**WRITTEN TASK**
The material below should be written out in full and exactly; pictures stay out of the copy.

**RAW DATA**
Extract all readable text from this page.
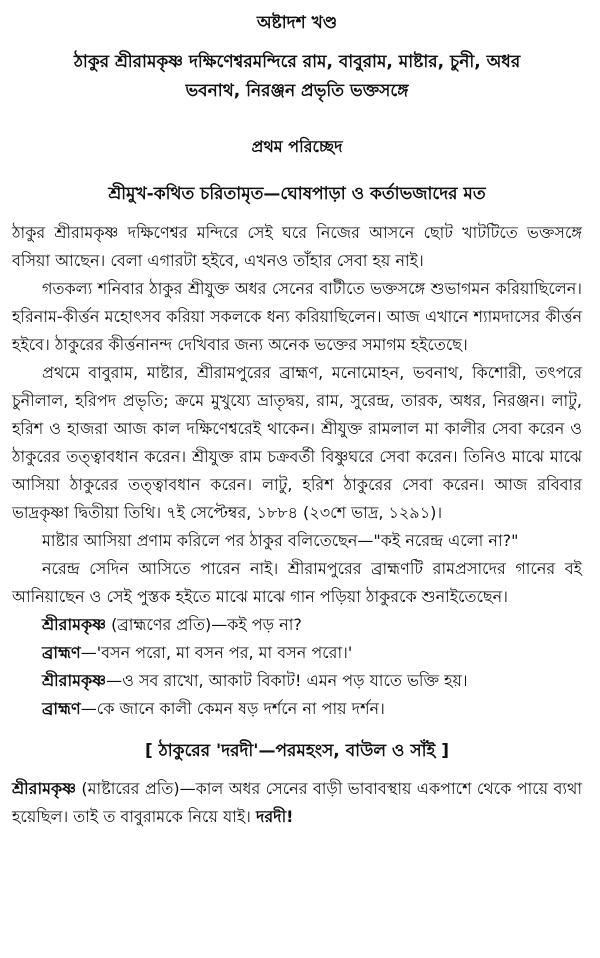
অষ্টাদশ খণ্ড
ঠাকুর শ্রীরামকৃষ্ণ দক্ষিণেশ্বরমন্দিরে রাম, বাবুরাম, মাষ্টার, চুনী, অধর
ভবনাথ, নিরঞ্জন প্রভৃতি ভক্তসঙ্গে
প্রথম পরিচ্ছেদ
শ্রীমুখ-কথিত চরিতামৃত—ঘোষপাড়া ও কর্তাভজাদের মত

ঠাকুর শ্রীরামকৃষ্ণ দক্ষিণেশ্বর মন্দিরে সেই ঘরে নিজের আসনে ছোট খাটটিতে ভক্তসঙ্গে বসিয়া আছেন। বেলা এগারটা হইবে, এখনও তাঁহার সেবা হয় নাই।

গতকল্য শনিবার ঠাকুর শ্রীযুক্ত অধর সেনের বাটীতে ভক্তসঙ্গে শুভাগমন করিয়াছিলেন। হরিনাম-কীর্ত্তন মহোৎসব করিয়া সকলকে ধন্য করিয়াছিলেন। আজ এখানে শ্যামদাসের কীর্ত্তন হইবে। ঠাকুরের কীর্ত্তনানন্দ দেখিবার জন্য অনেক ভক্তের সমাগম হইতেছে।

প্রথমে বাবুরাম, মাষ্টার, শ্রীরামপুরের ব্রাহ্মণ, মনোমোহন, ভবনাথ, কিশোরী, তৎপরে চুনীলাল, হরিপদ প্রভৃতি; ক্রমে মুখুয্যে ভ্রাতৃদ্বয়, রাম, সুরেন্দ্র, তারক, অধর, নিরঞ্জন। লাটু, হরিশ ও হাজরা আজ কাল দক্ষিণেশ্বরেই থাকেন। শ্রীযুক্ত রামলাল মা কালীর সেবা করেন ও ঠাকুরের তত্ত্বাবধান করেন। শ্রীযুক্ত রাম চক্রবর্তী বিষ্ণুঘরে সেবা করেন। তিনিও মাঝে মাঝে আসিয়া ঠাকুরের তত্ত্বাবধান করেন। লাটু, হরিশ ঠাকুরের সেবা করেন। আজ রবিবার ভাদ্রকৃষ্ণা দ্বিতীয়া তিথি। ৭ই সেপ্টেম্বর, ১৮৮৪ (২৩শে ভাদ্র, ১২৯১)।

মাষ্টার আসিয়া প্রণাম করিলে পর ঠাকুর বলিতেছেন—"কই নরেন্দ্র এলো না?"

নরেন্দ্র সেদিন আসিতে পারেন নাই। শ্রীরামপুরের ব্রাহ্মণটি রামপ্রসাদের গানের বই আনিয়াছেন ও সেই পুস্তক হইতে মাঝে মাঝে গান পড়িয়া ঠাকুরকে শুনাইতেছেন।

শ্রীরামকৃষ্ণ (ব্রাহ্মণের প্রতি)—কই পড় না?

ব্রাহ্মণ—'বসন পরো, মা বসন পর, মা বসন পরো।'

শ্রীরামকৃষ্ণ—ও সব রাখো, আকাট বিকাট! এমন পড় যাতে ভক্তি হয়।

ব্রাহ্মণ—কে জানে কালী কেমন ষড় দর্শনে না পায় দর্শন।

[ ঠাকুরের 'দরদী'—পরমহংস, বাউল ও সাঁই ]

শ্রীরামকৃষ্ণ (মাষ্টারের প্রতি)—কাল অধর সেনের বাড়ী ভাবাবস্থায় একপাশে থেকে পায়ে ব্যথা হয়েছিল। তাই ত বাবুরামকে নিয়ে যাই। দরদী!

**CORRECT RESULT**
Extract all readable text from this page.
অষ্টাদশ খণ্ড
ঠাকুর শ্রীরামকৃষ্ণ দক্ষিণেশ্বরমন্দিরে রাম, বাবুরাম, মাষ্টার, চুনী, অধর
ভবনাথ, নিরঞ্জন প্রভৃতি ভক্তসঙ্গে
প্রথম পরিচ্ছেদ
শ্রীমুখ-কথিত চরিতামৃত—ঘোষপাড়া ও কর্তাভজাদের মত

ঠাকুর শ্রীরামকৃষ্ণ দক্ষিণেশ্বর মন্দিরে সেই ঘরে নিজের আসনে ছোট খাটটিতে ভক্তসঙ্গে বসিয়া আছেন। বেলা এগারটা হইবে, এখনও তাঁহার সেবা হয় নাই।

গতকল্য শনিবার ঠাকুর শ্রীযুক্ত অধর সেনের বাটীতে ভক্তসঙ্গে শুভাগমন করিয়াছিলেন। হরিনাম-কীর্ত্তন মহোৎসব করিয়া সকলকে ধন্য করিয়াছিলেন। আজ এখানে শ্যামদাসের কীর্ত্তন হইবে। ঠাকুরের কীর্ত্তনানন্দ দেখিবার জন্য অনেক ভক্তের সমাগম হইতেছে।

প্রথমে বাবুরাম, মাষ্টার, শ্রীরামপুরের ব্রাহ্মণ, মনোমোহন, ভবনাথ, কিশোরী, তৎপরে চুনীলাল, হরিপদ প্রভৃতি; ক্রমে মুখুয্যে ভ্রাতৃদ্বয়, রাম, সুরেন্দ্র, তারক, অধর, নিরঞ্জন। লাটু, হরিশ ও হাজরা আজ কাল দক্ষিণেশ্বরেই থাকেন। শ্রীযুক্ত রামলাল মা কালীর সেবা করেন ও ঠাকুরের তত্ত্বাবধান করেন। শ্রীযুক্ত রাম চক্রবর্তী বিষ্ণুঘরে সেবা করেন। তিনিও মাঝে মাঝে আসিয়া ঠাকুরের তত্ত্বাবধান করেন। লাটু, হরিশ ঠাকুরের সেবা করেন। আজ রবিবার ভাদ্রকৃষ্ণা দ্বিতীয়া তিথি। ৭ই সেপ্টেম্বর, ১৮৮৪ (২৩শে ভাদ্র, ১২৯১)।

মাষ্টার আসিয়া প্রণাম করিলে পর ঠাকুর বলিতেছেন—"কই নরেন্দ্র এলো না?"

নরেন্দ্র সেদিন আসিতে পারেন নাই। শ্রীরামপুরের ব্রাহ্মণটি রামপ্রসাদের গানের বই আনিয়াছেন ও সেই পুস্তক হইতে মাঝে মাঝে গান পড়িয়া ঠাকুরকে শুনাইতেছেন।

শ্রীরামকৃষ্ণ (ব্রাহ্মণের প্রতি)—কই পড় না?

ব্রাহ্মণ—'বসন পরো, মা বসন পর, মা বসন পরো।'

শ্রীরামকৃষ্ণ—ও সব রাখো, আকাট বিকাট! এমন পড় যাতে ভক্তি হয়।

ব্রাহ্মণ—কে জানে কালী কেমন ষড় দর্শনে না পায় দর্শন।

[ ঠাকুরের 'দরদী'—পরমহংস, বাউল ও সাঁই ]

শ্রীরামকৃষ্ণ (মাষ্টারের প্রতি)—কাল অধর সেনের বাড়ী ভাবাবস্থায় একপাশে থেকে পায়ে ব্যথা হয়েছিল। তাই ত বাবুরামকে নিয়ে যাই। দরদী!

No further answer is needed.